(Structured figure records)

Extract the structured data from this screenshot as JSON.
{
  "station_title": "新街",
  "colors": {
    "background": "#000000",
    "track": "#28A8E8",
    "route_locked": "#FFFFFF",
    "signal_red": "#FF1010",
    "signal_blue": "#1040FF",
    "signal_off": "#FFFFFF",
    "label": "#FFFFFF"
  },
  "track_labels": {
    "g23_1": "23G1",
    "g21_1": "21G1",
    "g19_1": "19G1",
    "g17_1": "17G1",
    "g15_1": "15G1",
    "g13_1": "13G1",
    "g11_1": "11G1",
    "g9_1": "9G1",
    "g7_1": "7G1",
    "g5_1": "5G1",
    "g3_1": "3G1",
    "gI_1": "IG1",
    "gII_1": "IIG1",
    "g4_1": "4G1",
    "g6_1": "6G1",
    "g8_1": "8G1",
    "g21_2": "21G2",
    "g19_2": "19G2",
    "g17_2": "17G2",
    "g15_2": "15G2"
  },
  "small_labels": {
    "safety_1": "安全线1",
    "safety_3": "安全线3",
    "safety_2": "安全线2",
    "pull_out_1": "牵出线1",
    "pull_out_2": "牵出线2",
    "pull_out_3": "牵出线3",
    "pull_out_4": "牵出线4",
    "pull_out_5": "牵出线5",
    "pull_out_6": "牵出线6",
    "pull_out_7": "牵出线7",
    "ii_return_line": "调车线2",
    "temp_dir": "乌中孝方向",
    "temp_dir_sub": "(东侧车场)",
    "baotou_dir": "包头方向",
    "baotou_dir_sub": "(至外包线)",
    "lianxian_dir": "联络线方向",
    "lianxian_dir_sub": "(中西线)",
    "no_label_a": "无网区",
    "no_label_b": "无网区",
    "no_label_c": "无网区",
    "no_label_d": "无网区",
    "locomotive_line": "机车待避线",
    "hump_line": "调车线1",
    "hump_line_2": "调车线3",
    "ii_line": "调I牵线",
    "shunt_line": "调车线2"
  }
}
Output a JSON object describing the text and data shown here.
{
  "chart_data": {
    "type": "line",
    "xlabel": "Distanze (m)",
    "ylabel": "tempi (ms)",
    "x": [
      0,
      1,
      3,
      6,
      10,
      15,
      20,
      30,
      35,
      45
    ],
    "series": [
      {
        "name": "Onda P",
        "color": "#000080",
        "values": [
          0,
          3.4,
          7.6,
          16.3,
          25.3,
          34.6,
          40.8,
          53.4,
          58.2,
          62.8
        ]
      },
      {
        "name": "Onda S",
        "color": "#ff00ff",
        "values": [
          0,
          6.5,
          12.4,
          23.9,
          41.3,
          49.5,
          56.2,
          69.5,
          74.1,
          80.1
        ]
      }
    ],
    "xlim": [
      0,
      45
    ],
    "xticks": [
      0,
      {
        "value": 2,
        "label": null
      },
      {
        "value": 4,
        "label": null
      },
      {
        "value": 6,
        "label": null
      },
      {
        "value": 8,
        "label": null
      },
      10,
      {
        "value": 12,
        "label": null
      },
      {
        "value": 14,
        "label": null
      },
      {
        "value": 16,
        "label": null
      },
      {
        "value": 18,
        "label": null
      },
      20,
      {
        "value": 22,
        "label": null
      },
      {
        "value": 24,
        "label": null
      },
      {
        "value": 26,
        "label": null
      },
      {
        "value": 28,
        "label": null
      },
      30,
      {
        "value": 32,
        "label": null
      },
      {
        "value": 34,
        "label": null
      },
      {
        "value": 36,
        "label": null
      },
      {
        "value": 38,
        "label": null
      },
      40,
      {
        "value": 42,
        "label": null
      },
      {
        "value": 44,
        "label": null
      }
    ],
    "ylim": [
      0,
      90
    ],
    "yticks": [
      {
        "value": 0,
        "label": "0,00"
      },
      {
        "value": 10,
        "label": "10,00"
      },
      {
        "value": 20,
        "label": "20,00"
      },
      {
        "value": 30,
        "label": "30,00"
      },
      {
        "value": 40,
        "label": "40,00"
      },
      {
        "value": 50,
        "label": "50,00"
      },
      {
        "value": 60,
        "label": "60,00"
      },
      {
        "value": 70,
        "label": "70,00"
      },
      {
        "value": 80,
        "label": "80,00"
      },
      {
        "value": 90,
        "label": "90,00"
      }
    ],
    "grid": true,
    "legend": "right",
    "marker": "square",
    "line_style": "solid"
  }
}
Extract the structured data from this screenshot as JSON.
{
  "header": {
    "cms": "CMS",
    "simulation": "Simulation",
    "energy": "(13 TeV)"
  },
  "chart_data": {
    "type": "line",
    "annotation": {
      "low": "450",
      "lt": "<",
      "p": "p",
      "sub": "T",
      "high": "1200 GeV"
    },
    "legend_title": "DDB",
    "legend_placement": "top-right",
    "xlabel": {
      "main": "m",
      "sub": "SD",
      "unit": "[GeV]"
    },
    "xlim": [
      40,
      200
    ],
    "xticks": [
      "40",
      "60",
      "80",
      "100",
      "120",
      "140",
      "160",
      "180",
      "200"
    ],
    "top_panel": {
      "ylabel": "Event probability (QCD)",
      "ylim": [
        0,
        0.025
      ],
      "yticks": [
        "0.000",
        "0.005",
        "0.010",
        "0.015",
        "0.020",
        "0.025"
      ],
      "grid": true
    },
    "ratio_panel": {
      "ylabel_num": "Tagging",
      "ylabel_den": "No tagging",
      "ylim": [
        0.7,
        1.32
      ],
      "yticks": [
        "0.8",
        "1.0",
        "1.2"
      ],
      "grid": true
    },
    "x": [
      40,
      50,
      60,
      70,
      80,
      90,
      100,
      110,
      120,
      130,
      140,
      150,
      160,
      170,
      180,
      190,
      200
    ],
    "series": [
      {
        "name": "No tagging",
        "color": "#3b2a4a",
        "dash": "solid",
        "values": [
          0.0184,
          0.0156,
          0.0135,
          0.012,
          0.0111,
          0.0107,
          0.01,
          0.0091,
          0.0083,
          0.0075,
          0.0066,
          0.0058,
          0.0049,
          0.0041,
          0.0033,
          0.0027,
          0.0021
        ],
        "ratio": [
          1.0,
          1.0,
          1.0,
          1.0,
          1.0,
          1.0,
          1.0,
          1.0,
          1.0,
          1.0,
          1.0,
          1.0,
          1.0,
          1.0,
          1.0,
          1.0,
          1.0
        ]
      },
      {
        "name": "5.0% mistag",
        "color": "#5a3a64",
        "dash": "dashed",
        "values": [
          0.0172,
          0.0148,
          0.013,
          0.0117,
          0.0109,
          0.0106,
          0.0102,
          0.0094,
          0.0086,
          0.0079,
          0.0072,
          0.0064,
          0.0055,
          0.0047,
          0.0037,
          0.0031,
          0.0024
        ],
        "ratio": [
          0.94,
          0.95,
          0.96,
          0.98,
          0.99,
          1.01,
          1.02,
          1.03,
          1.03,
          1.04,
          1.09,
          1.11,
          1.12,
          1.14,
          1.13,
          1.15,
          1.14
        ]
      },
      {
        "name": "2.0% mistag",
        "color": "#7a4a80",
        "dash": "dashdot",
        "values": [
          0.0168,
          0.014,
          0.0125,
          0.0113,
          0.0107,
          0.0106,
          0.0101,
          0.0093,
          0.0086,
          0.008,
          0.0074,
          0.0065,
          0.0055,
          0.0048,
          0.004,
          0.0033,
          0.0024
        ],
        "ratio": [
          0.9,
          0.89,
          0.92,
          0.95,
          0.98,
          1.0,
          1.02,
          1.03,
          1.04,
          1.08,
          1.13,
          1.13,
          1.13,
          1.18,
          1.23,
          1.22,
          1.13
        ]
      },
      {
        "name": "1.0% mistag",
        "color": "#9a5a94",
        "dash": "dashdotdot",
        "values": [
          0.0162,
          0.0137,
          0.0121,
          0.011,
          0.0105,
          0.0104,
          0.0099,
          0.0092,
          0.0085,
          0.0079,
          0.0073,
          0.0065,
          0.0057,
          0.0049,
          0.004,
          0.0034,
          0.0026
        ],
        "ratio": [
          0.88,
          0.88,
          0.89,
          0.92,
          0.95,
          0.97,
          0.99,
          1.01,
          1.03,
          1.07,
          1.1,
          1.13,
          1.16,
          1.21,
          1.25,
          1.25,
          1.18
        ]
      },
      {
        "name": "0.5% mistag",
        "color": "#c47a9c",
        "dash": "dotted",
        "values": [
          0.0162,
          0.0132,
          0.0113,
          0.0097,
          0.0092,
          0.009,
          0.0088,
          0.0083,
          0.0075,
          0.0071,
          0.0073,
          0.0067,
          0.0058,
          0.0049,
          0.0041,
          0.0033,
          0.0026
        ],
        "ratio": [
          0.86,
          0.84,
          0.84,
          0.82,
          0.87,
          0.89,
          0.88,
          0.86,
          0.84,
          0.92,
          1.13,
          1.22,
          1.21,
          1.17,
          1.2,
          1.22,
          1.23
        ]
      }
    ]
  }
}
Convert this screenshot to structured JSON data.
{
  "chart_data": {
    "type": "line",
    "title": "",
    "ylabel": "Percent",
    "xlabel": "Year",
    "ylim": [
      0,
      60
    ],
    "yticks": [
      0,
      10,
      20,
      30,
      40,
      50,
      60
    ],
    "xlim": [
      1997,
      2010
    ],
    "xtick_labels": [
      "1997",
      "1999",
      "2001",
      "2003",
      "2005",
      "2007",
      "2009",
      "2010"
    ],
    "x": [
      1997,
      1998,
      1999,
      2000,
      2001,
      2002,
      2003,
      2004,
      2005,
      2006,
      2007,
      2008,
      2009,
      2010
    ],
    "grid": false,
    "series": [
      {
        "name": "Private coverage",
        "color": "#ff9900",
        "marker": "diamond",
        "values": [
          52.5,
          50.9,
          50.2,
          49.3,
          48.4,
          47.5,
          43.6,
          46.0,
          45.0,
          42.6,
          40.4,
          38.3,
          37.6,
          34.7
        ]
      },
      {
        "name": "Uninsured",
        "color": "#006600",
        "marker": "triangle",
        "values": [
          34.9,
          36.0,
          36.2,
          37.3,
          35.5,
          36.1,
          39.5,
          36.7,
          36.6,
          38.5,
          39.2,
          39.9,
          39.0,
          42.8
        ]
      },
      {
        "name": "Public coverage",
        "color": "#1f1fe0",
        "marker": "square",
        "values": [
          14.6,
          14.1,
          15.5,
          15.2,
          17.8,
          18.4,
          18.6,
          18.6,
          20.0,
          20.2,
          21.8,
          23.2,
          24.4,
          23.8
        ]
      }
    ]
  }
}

### WHAT TO WORK ON
Extract each line holding the word "FFFFFF" from the records.

### TASK RESPONSE
    "route_locked": "#FFFFFF",
    "signal_off": "#FFFFFF",
    "label": "#FFFFFF"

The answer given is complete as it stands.